* [RECORDS SUPPLIED]:
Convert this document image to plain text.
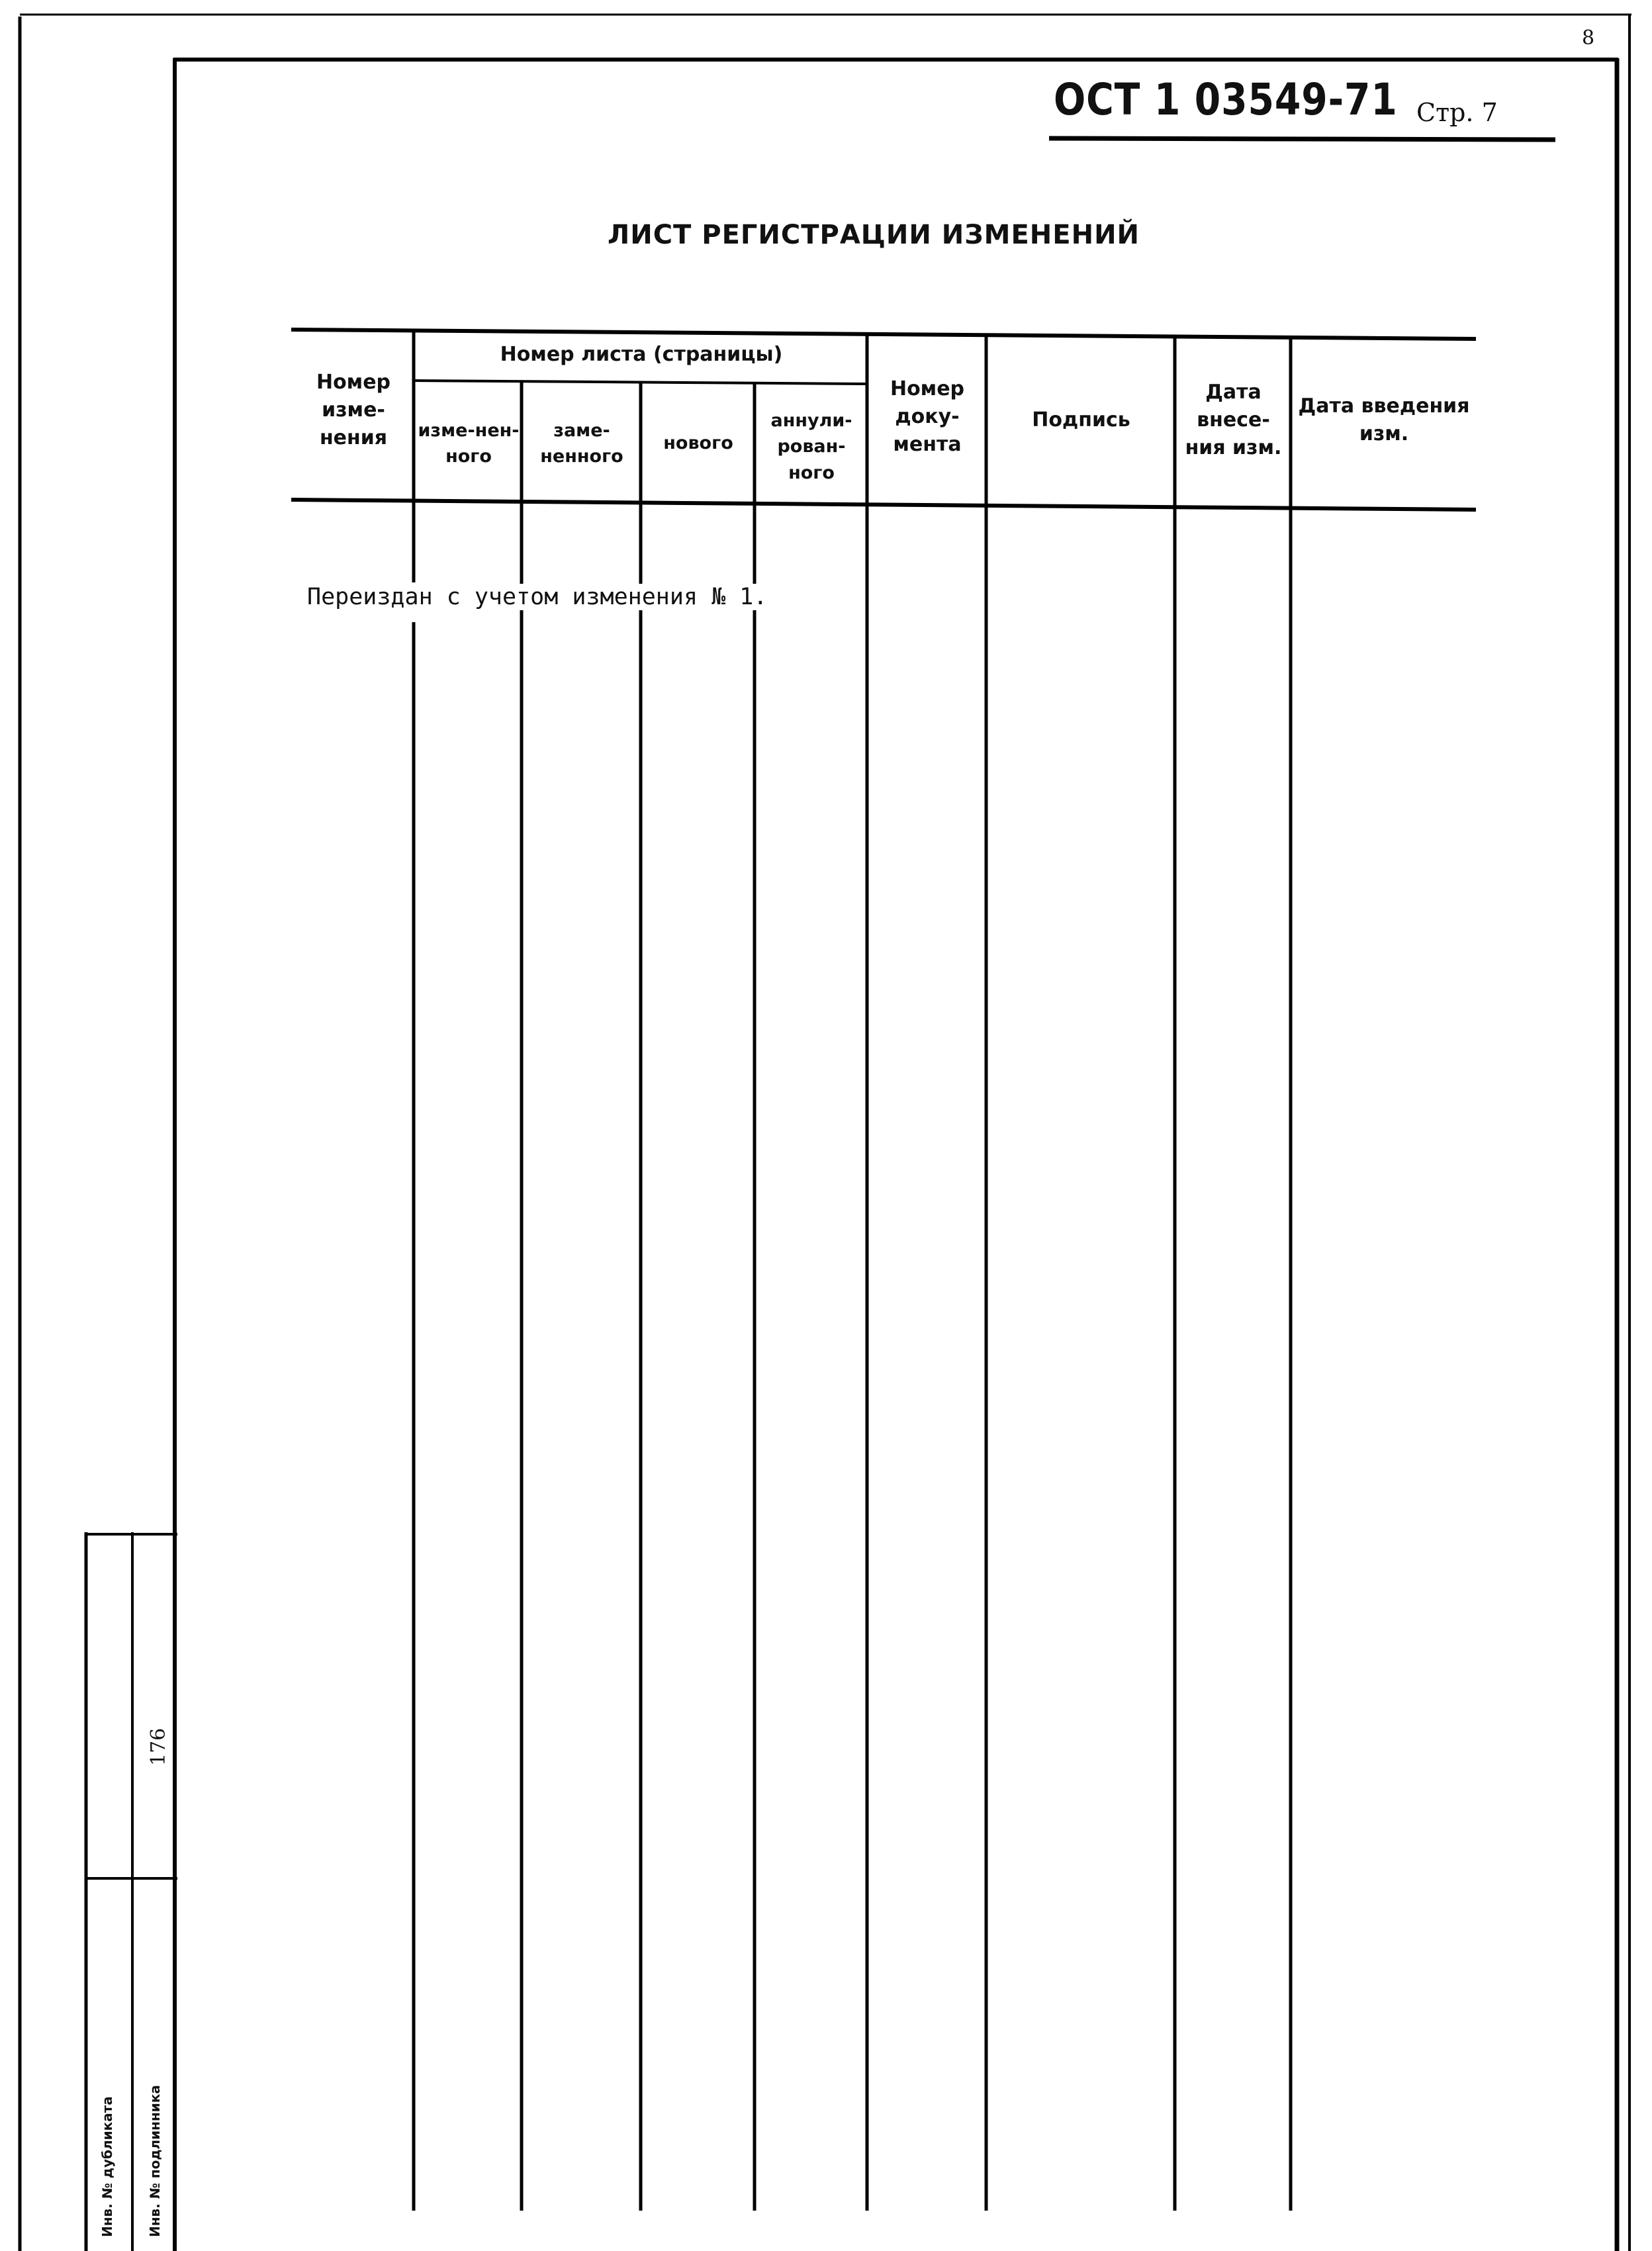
8
ОСТ 1 03549-71 Стр. 7
ЛИСТ РЕГИСТРАЦИИ ИЗМЕНЕНИЙ
Номер изме-нения
Номер листа (страницы)
изме-нен-ного
заме-ненного
нового
аннули-рован-ного
Номер доку-мента
Подпись
Дата внесе-ния изм.
Дата введения изм.
Переиздан с учетом изменения № 1.
Инв. № дубликата Инв. № подлинника
176
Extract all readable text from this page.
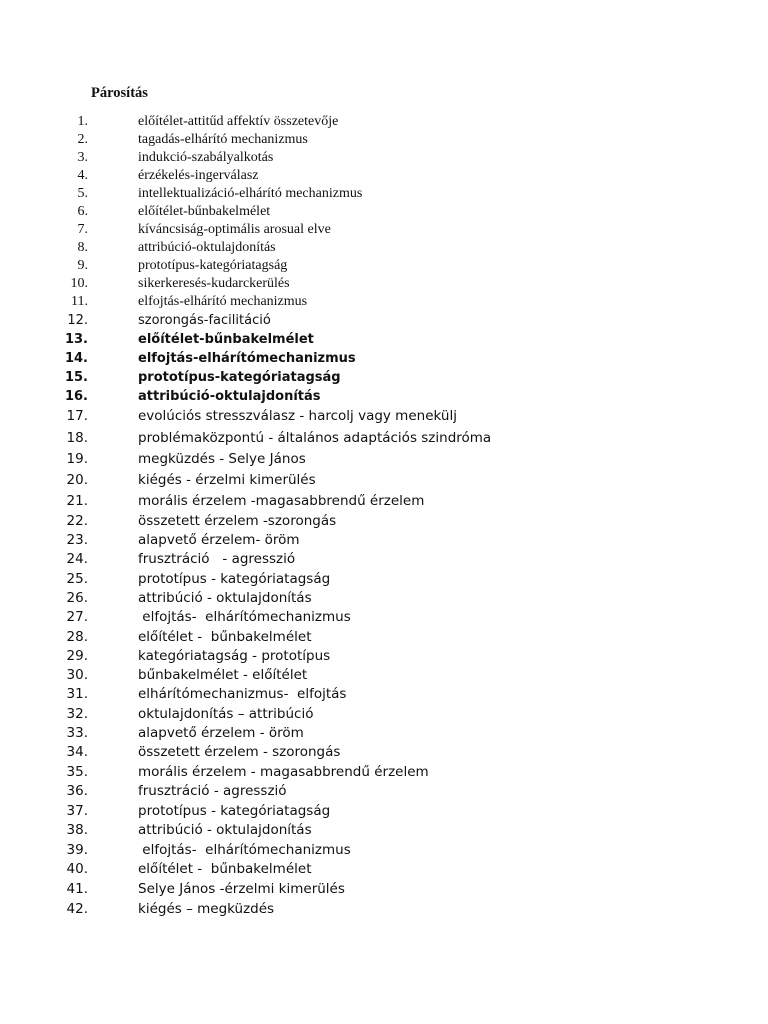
Párosítás
1.	előítélet-attitűd affektív összetevője
2.	tagadás-elhárító mechanizmus
3.	indukció-szabályalkotás
4.	érzékelés-ingerválasz
5.	intellektualizáció-elhárító mechanizmus
6.	előítélet-bűnbakelmélet
7.	kíváncsiság-optimális arosual elve
8.	attribúció-oktulajdonítás
9.	prototípus-kategóriatagság
10.	sikerkeresés-kudarckerülés
11.	elfojtás-elhárító mechanizmus
12.	szorongás-facilitáció
13.	előítélet-bűnbakelmélet
14.	elfojtás-elhárítómechanizmus
15.	prototípus-kategóriatagság
16.	attribúció-oktulajdonítás
17.	evolúciós stresszválasz - harcolj vagy menekülj
18.	problémaközpontú - általános adaptációs szindróma
19.	megküzdés - Selye János
20.	kiégés - érzelmi kimerülés
21.	morális érzelem -magasabbrendű érzelem
22.	összetett érzelem -szorongás
23.	alapvető érzelem- öröm
24.	frusztráció   - agresszió
25.	prototípus - kategóriatagság
26.	attribúció - oktulajdonítás
27.	elfojtás-  elhárítómechanizmus
28.	előítélet -  bűnbakelmélet
29.	kategóriatagság - prototípus
30.	bűnbakelmélet - előítélet
31.	elhárítómechanizmus-  elfojtás
32.	oktulajdonítás – attribúció
33.	alapvető érzelem - öröm
34.	összetett érzelem - szorongás
35.	morális érzelem - magasabbrendű érzelem
36.	frusztráció - agresszió
37.	prototípus - kategóriatagság
38.	attribúció - oktulajdonítás
39.	elfojtás-  elhárítómechanizmus
40.	előítélet -  bűnbakelmélet
41.	Selye János -érzelmi kimerülés
42.	kiégés – megküzdés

* [AIM]: Read the lines above. Gather those in which the string "Selye" is found.

* [TASK RESULT]:
19.	megküzdés - Selye János
41.	Selye János -érzelmi kimerülés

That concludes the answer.